- Perintah 1: Ganti "kewajiban" dengan "tanggung jawab" pada bagian teks tentang suara hati mulai dari "Manusia dalam arti" sampai "dalam situasi kongkrit.", lalu tuliskan kembali bagian tersebut.
- Perintah 2: Tolong sajikan catatan mulai dari baris yang memuat "model-x: X (168, 250, 181, 274)" sampai baris yang memuat "intro-paragraph: Let X" sebagai daftar bernomor, kedua baris itu termasuk. Lewati baris kosong.

- Blok Teks:
--------------------------------------------------
Manusia dalam arti tertentu menetapkan hukum untuk dirinya sendiri.
Suara
hati secara ringkas dapat dirumuskan sebagai kesadaran manusia akan kewajiban
moralnya dalam situasi kongkrit atau penegasan tentang benar-salahnya suatu
tindakan manusia dalam situasi tertentu berdasarkan hukum moral. Sebagai suatu
kesadaran, suara hati mengandaikan adanya pertimbangan akalbudi, dan bukan
sekedar ungkapan perasaan spontan belaka. Kesadaran tersebut memang seringkali
bersifat spontan, dalam arti munculnya tidak dapat dikendalikan menurut kemauan
seseorang dan merupakan suatu endapan kesadaran akan nilai yang sudah
dibatinkan sejak kecil. Kesadaran tersebut menegaskan apa yang menjadi
kewajiban moral (tindakan mana yang baik yang harus/wajib dilakukan dan mana
yang buruk yang harus/wajib dihindarkan) oleh seseorang dalam situasi kongkrit.
Suara hati menjadi pedoman atau pegangan moral manusia dalam situasi konkret
saat ia harus mengambil keputusan untuk bertindak.
--------------------------------------------------
- Catatan untuk Tugas:
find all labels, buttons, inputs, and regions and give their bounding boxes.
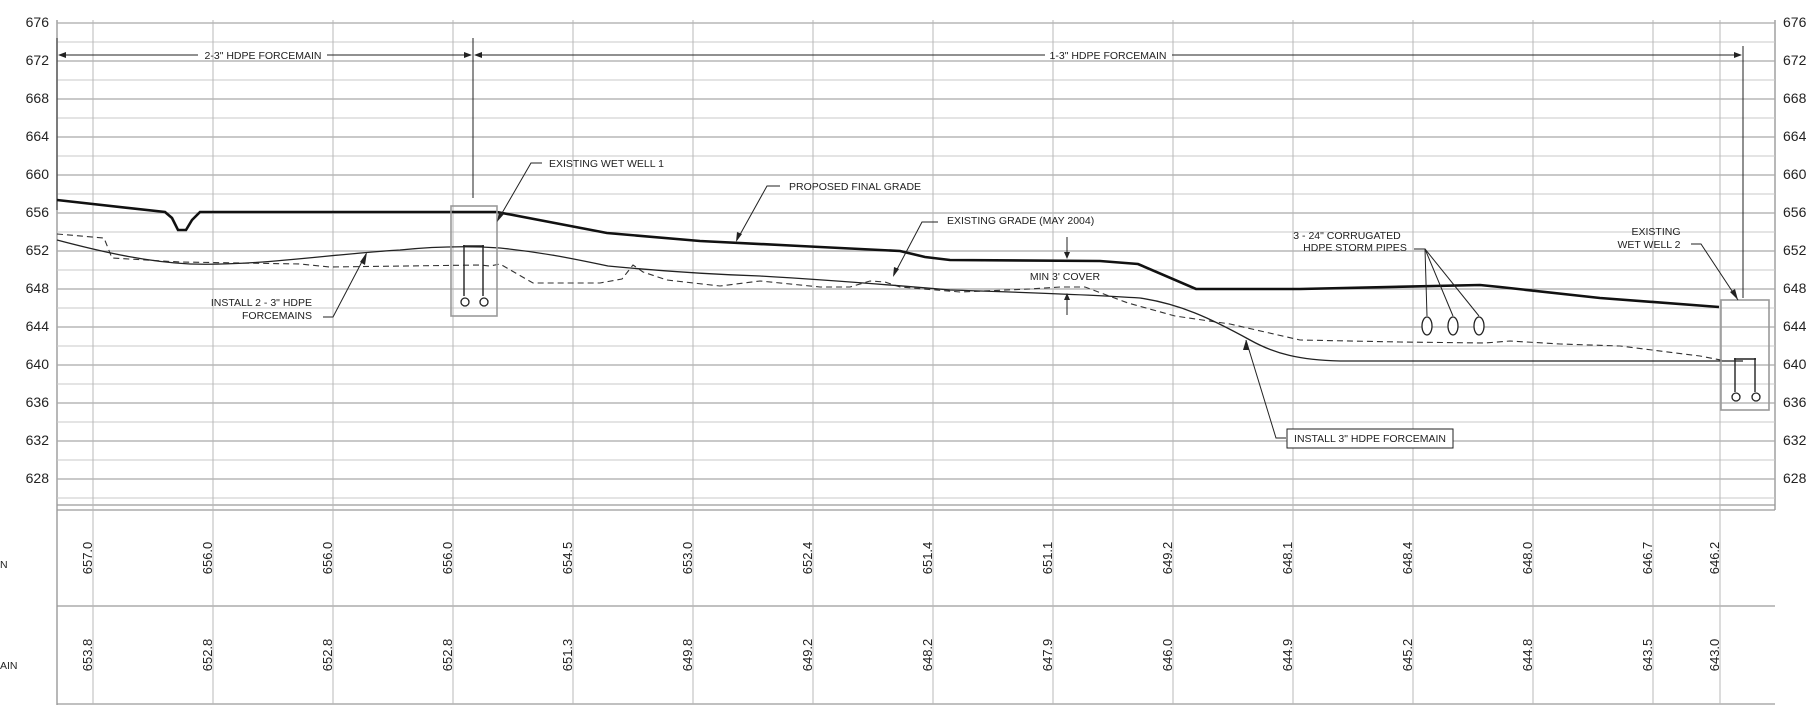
row2-value: 647.9 bbox=[1040, 639, 1055, 672]
row1-value: 652.4 bbox=[800, 542, 815, 575]
storm-pipe-icon bbox=[1474, 317, 1484, 335]
callout-wet-well-1: EXISTING WET WELL 1 bbox=[549, 158, 664, 170]
table-row1-label: N bbox=[0, 559, 8, 571]
row1-value: 656.0 bbox=[200, 542, 215, 575]
elev-label-left: 644 bbox=[26, 318, 50, 334]
elev-label-right: 640 bbox=[1783, 356, 1807, 372]
row1-value: 648.1 bbox=[1280, 542, 1295, 575]
elev-label-left: 676 bbox=[26, 14, 50, 30]
elev-label-left: 632 bbox=[26, 432, 50, 448]
elev-label-right: 652 bbox=[1783, 242, 1807, 258]
elev-label-right: 664 bbox=[1783, 128, 1807, 144]
row1-value: 649.2 bbox=[1160, 542, 1175, 575]
row1-value: 648.0 bbox=[1520, 542, 1535, 575]
callout-wet-well-2-line2: WET WELL 2 bbox=[1617, 239, 1680, 251]
row2-value: 649.8 bbox=[680, 639, 695, 672]
row2-value: 652.8 bbox=[320, 639, 335, 672]
row2-value: 644.9 bbox=[1280, 639, 1295, 672]
callout-leaders bbox=[323, 163, 1738, 438]
row1-value: 656.0 bbox=[440, 542, 455, 575]
callout-install-3-forcemain: INSTALL 3" HDPE FORCEMAIN bbox=[1294, 433, 1446, 445]
forcemain-pipe-icon bbox=[461, 298, 469, 306]
profile-frame bbox=[57, 20, 1775, 705]
callout-install-2-forcemains-line1: INSTALL 2 - 3" HDPE bbox=[211, 297, 312, 309]
elev-label-left: 636 bbox=[26, 394, 50, 410]
elev-label-right: 668 bbox=[1783, 90, 1807, 106]
elev-label-left: 668 bbox=[26, 90, 50, 106]
row2-value: 643.0 bbox=[1707, 639, 1722, 672]
wet-well-2 bbox=[1721, 300, 1769, 410]
row2-value: 652.8 bbox=[200, 639, 215, 672]
row1-value: 648.4 bbox=[1400, 542, 1415, 575]
elev-label-right: 628 bbox=[1783, 470, 1807, 486]
elev-label-left: 672 bbox=[26, 52, 50, 68]
callout-install-2-forcemains-line2: FORCEMAINS bbox=[242, 310, 312, 322]
elev-label-right: 660 bbox=[1783, 166, 1807, 182]
row2-value: 651.3 bbox=[560, 639, 575, 672]
elev-label-right: 672 bbox=[1783, 52, 1807, 68]
table-row1-values: 657.0 656.0 656.0 656.0 654.5 653.0 652.… bbox=[80, 542, 1722, 575]
elev-label-right: 636 bbox=[1783, 394, 1807, 410]
row1-value: 651.1 bbox=[1040, 542, 1055, 575]
callout-proposed-grade: PROPOSED FINAL GRADE bbox=[789, 181, 921, 193]
row1-value: 654.5 bbox=[560, 542, 575, 575]
storm-pipe-icon bbox=[1422, 317, 1432, 335]
elev-label-left: 628 bbox=[26, 470, 50, 486]
elev-label-left: 660 bbox=[26, 166, 50, 182]
row2-value: 645.2 bbox=[1400, 639, 1415, 672]
elev-label-right: 632 bbox=[1783, 432, 1807, 448]
row1-value: 646.7 bbox=[1640, 542, 1655, 575]
elev-label-right: 648 bbox=[1783, 280, 1807, 296]
row2-value: 643.5 bbox=[1640, 639, 1655, 672]
elev-label-left: 656 bbox=[26, 204, 50, 220]
forcemain-pipe-icon bbox=[1732, 393, 1740, 401]
callout-wet-well-2-line1: EXISTING bbox=[1631, 226, 1680, 238]
elev-label-left: 648 bbox=[26, 280, 50, 296]
vertical-gridlines bbox=[93, 20, 1720, 704]
row1-value: 657.0 bbox=[80, 542, 95, 575]
callout-existing-grade: EXISTING GRADE (MAY 2004) bbox=[947, 215, 1094, 227]
row1-value: 656.0 bbox=[320, 542, 335, 575]
forcemain-pipe-icon bbox=[1752, 393, 1760, 401]
row1-value: 646.2 bbox=[1707, 542, 1722, 575]
row2-value: 652.8 bbox=[440, 639, 455, 672]
elev-label-left: 664 bbox=[26, 128, 50, 144]
row2-value: 649.2 bbox=[800, 639, 815, 672]
callout-storm-pipes-line1: 3 - 24" CORRUGATED bbox=[1293, 230, 1401, 242]
proposed-grade-line bbox=[57, 200, 1719, 307]
storm-pipe-icon bbox=[1448, 317, 1458, 335]
elev-label-right: 644 bbox=[1783, 318, 1807, 334]
elevation-labels-left: 676 672 668 664 660 656 652 648 644 640 … bbox=[26, 14, 50, 486]
row2-value: 653.8 bbox=[80, 639, 95, 672]
row2-value: 644.8 bbox=[1520, 639, 1535, 672]
elev-label-left: 652 bbox=[26, 242, 50, 258]
horizontal-gridlines bbox=[57, 23, 1775, 498]
row2-value: 648.2 bbox=[920, 639, 935, 672]
row1-value: 651.4 bbox=[920, 542, 935, 575]
wet-well-1 bbox=[451, 206, 497, 316]
dimension-label-left: 2-3" HDPE FORCEMAIN bbox=[205, 50, 322, 62]
elev-label-right: 676 bbox=[1783, 14, 1807, 30]
table-row2-label: AIN bbox=[0, 660, 18, 672]
elev-label-right: 656 bbox=[1783, 204, 1807, 220]
row1-value: 653.0 bbox=[680, 542, 695, 575]
elev-label-left: 640 bbox=[26, 356, 50, 372]
row2-value: 646.0 bbox=[1160, 639, 1175, 672]
forcemain-dimension-lines bbox=[57, 38, 1743, 298]
forcemain-pipe-icon bbox=[480, 298, 488, 306]
storm-pipes bbox=[1422, 317, 1484, 335]
callout-storm-pipes-line2: HDPE STORM PIPES bbox=[1303, 242, 1407, 254]
elevation-labels-right: 676 672 668 664 660 656 652 648 644 640 … bbox=[1783, 14, 1807, 486]
callout-min-cover: MIN 3' COVER bbox=[1030, 271, 1101, 283]
dimension-label-right: 1-3" HDPE FORCEMAIN bbox=[1050, 50, 1167, 62]
table-row2-values: 653.8 652.8 652.8 652.8 651.3 649.8 649.… bbox=[80, 639, 1722, 672]
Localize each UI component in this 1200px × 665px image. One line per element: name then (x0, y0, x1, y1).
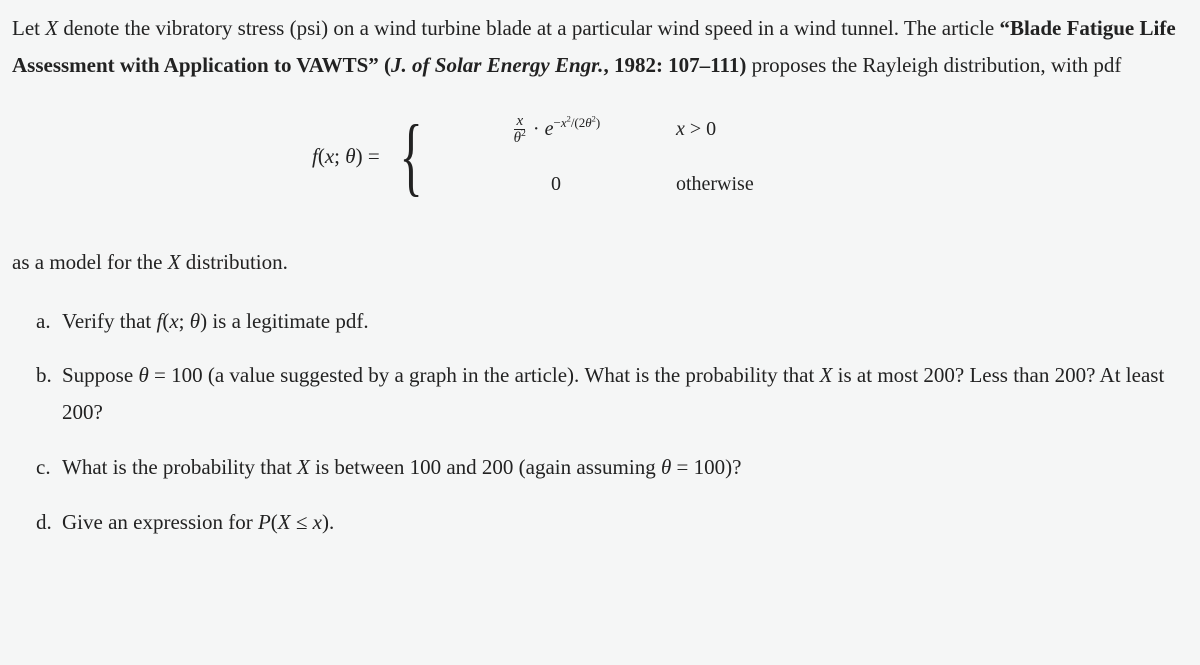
model-x: X (168, 250, 181, 274)
case1-expr: x θ2 · e−x2/(2θ2) (436, 112, 676, 147)
part-a-label: a. (36, 303, 62, 340)
intro-tail: proposes the Rayleigh distribution, with… (746, 53, 1121, 77)
lhs-open: ( (318, 144, 325, 168)
lhs-sep: ; (334, 144, 345, 168)
model-line: as a model for the X distribution. (12, 244, 1188, 281)
lhs-theta: θ (345, 144, 355, 168)
brace-icon: { (399, 122, 422, 192)
intro-paragraph: Let X denote the vibratory stress (psi) … (12, 10, 1188, 84)
frac-den: θ2 (512, 130, 528, 147)
dot: · (528, 118, 545, 140)
question-parts: a. Verify that f(x; θ) is a legitimate p… (12, 303, 1188, 541)
part-b-label: b. (36, 357, 62, 431)
case1-cond: x > 0 (676, 112, 856, 147)
intro-pre: Let (12, 16, 45, 40)
title-quote-close: ” (368, 53, 379, 77)
lhs-x: x (325, 144, 334, 168)
case2-expr: 0 (436, 167, 676, 202)
citation: 1982: 107–111) (614, 53, 746, 77)
part-d: d. Give an expression for P(X ≤ x). (36, 504, 1188, 541)
intro-var-x: X (45, 16, 58, 40)
journal-open: ( (379, 53, 391, 77)
part-b-text: Suppose θ = 100 (a value suggested by a … (62, 357, 1188, 431)
lhs-close: ) = (356, 144, 380, 168)
fraction: x θ2 (512, 113, 528, 147)
lhs: f(x; θ) = (312, 138, 380, 175)
model-pre: as a model for the (12, 250, 168, 274)
model-post: distribution. (181, 250, 288, 274)
part-b: b. Suppose θ = 100 (a value suggested by… (36, 357, 1188, 431)
part-d-label: d. (36, 504, 62, 541)
part-d-text: Give an expression for P(X ≤ x). (62, 504, 1188, 541)
journal-name: J. of Solar Energy Engr. (391, 53, 603, 77)
case-row-2: 0 otherwise (436, 167, 856, 202)
case2-cond: otherwise (676, 167, 856, 202)
title-quote-open: “ (999, 16, 1010, 40)
journal-close: , (603, 53, 614, 77)
intro-mid1: denote the vibratory stress (psi) on a w… (58, 16, 999, 40)
pdf-equation: f(x; θ) = { x θ2 · e−x2/(2θ2) x > 0 0 ot… (12, 112, 1188, 202)
exponent: −x2/(2θ2) (553, 115, 600, 130)
part-a: a. Verify that f(x; θ) is a legitimate p… (36, 303, 1188, 340)
part-c-label: c. (36, 449, 62, 486)
part-c: c. What is the probability that X is bet… (36, 449, 1188, 486)
part-c-text: What is the probability that X is betwee… (62, 449, 1188, 486)
cases: x θ2 · e−x2/(2θ2) x > 0 0 otherwise (436, 112, 856, 202)
part-a-text: Verify that f(x; θ) is a legitimate pdf. (62, 303, 1188, 340)
case-row-1: x θ2 · e−x2/(2θ2) x > 0 (436, 112, 856, 147)
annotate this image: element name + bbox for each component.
--------------------------------------------------
- Jawaban Lengkap 1:
Manusia dalam arti tertentu menetapkan hukum untuk dirinya sendiri.
Suara
hati secara ringkas dapat dirumuskan sebagai kesadaran manusia akan tanggung jawab
moralnya dalam situasi kongkrit atau penegasan tentang benar-salahnya suatu
tindakan manusia dalam situasi tertentu berdasarkan hukum moral. Sebagai suatu
kesadaran, suara hati mengandaikan adanya pertimbangan akalbudi, dan bukan
sekedar ungkapan perasaan spontan belaka. Kesadaran tersebut memang seringkali
bersifat spontan, dalam arti munculnya tidak dapat dikendalikan menurut kemauan
seseorang dan merupakan suatu endapan kesadaran akan nilai yang sudah
dibatinkan sejak kecil. Kesadaran tersebut menegaskan apa yang menjadi
tanggung jawab moral (tindakan mana yang baik yang harus/wajib dilakukan dan mana
yang buruk yang harus/wajib dihindarkan) oleh seseorang dalam situasi kongkrit.

- Jawaban Lengkap 2:
1. model-x: X (168, 250, 181, 274)
2. case1-expr: x θ2 · e−x2/(2θ2) (436, 112, 676, 147)
3. part-a-label: a. (36, 303, 62, 340)
4. intro-tail: proposes the Rayleigh distribution, with… (746, 53, 1121, 77)
5. lhs-open: ( (318, 144, 325, 168)
6. lhs-sep: ; (334, 144, 345, 168)
7. model-line: as a model for the X distribution. (12, 244, 1188, 281)
8. lhs-theta: θ (345, 144, 355, 168)
9. brace-icon: { (399, 122, 422, 192)
10. intro-paragraph: Let X denote the vibratory stress (psi) … (12, 10, 1188, 84)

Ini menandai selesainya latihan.